STATED EXERCISE => Copy out exactly every line from the line containing "Reverse-engineer this chart into JSON." until the records below end, inclusive of both boundary lines.

# MATERIAL start

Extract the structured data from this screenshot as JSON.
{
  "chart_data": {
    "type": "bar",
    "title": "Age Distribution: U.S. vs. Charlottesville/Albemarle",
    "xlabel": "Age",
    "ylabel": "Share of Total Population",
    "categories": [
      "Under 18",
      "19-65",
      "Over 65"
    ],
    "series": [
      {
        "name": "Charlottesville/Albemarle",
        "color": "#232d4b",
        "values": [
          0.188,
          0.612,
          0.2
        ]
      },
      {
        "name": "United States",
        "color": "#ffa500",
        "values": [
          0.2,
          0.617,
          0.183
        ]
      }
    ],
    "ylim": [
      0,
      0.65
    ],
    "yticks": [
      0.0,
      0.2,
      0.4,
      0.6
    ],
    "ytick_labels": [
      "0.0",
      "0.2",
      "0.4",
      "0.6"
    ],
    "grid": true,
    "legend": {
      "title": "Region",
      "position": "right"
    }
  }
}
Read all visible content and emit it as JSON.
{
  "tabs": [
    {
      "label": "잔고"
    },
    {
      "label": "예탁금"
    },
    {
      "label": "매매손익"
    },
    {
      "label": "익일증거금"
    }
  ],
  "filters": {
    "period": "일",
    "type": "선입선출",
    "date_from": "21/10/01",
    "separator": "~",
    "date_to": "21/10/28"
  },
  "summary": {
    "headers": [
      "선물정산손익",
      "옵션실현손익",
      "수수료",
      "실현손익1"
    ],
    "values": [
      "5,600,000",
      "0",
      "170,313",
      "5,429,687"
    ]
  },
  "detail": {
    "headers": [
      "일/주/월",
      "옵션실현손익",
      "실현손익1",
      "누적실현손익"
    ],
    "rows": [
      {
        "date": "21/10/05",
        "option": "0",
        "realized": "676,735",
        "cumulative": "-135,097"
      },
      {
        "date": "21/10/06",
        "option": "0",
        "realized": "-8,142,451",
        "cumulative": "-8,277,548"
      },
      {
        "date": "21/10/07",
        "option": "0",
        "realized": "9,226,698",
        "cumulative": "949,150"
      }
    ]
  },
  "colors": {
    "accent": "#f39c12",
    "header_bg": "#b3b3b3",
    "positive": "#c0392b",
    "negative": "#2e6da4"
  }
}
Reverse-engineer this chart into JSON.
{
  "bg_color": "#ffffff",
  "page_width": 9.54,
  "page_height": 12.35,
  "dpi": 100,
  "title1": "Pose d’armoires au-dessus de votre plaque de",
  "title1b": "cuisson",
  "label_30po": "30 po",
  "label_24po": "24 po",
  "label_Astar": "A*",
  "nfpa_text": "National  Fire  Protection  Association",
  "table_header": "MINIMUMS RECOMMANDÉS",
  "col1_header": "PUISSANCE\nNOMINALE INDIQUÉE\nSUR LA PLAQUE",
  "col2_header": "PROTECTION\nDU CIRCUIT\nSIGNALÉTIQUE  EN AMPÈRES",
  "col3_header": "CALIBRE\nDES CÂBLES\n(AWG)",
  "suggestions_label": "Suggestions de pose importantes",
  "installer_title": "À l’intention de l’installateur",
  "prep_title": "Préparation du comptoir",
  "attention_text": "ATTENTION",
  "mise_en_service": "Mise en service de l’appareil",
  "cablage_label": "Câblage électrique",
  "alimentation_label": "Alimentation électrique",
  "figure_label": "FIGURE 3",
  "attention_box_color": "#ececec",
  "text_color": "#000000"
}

# MATERIAL end

TASK OUTPUT =>
Reverse-engineer this chart into JSON.
{
  "bg_color": "#ffffff",
  "page_width": 9.54,
  "page_height": 12.35,
  "dpi": 100,
  "title1": "Pose d’armoires au-dessus de votre plaque de",
  "title1b": "cuisson",
  "label_30po": "30 po",
  "label_24po": "24 po",
  "label_Astar": "A*",
  "nfpa_text": "National  Fire  Protection  Association",
  "table_header": "MINIMUMS RECOMMANDÉS",
  "col1_header": "PUISSANCE\nNOMINALE INDIQUÉE\nSUR LA PLAQUE",
  "col2_header": "PROTECTION\nDU CIRCUIT\nSIGNALÉTIQUE  EN AMPÈRES",
  "col3_header": "CALIBRE\nDES CÂBLES\n(AWG)",
  "suggestions_label": "Suggestions de pose importantes",
  "installer_title": "À l’intention de l’installateur",
  "prep_title": "Préparation du comptoir",
  "attention_text": "ATTENTION",
  "mise_en_service": "Mise en service de l’appareil",
  "cablage_label": "Câblage électrique",
  "alimentation_label": "Alimentation électrique",
  "figure_label": "FIGURE 3",
  "attention_box_color": "#ececec",
  "text_color": "#000000"
}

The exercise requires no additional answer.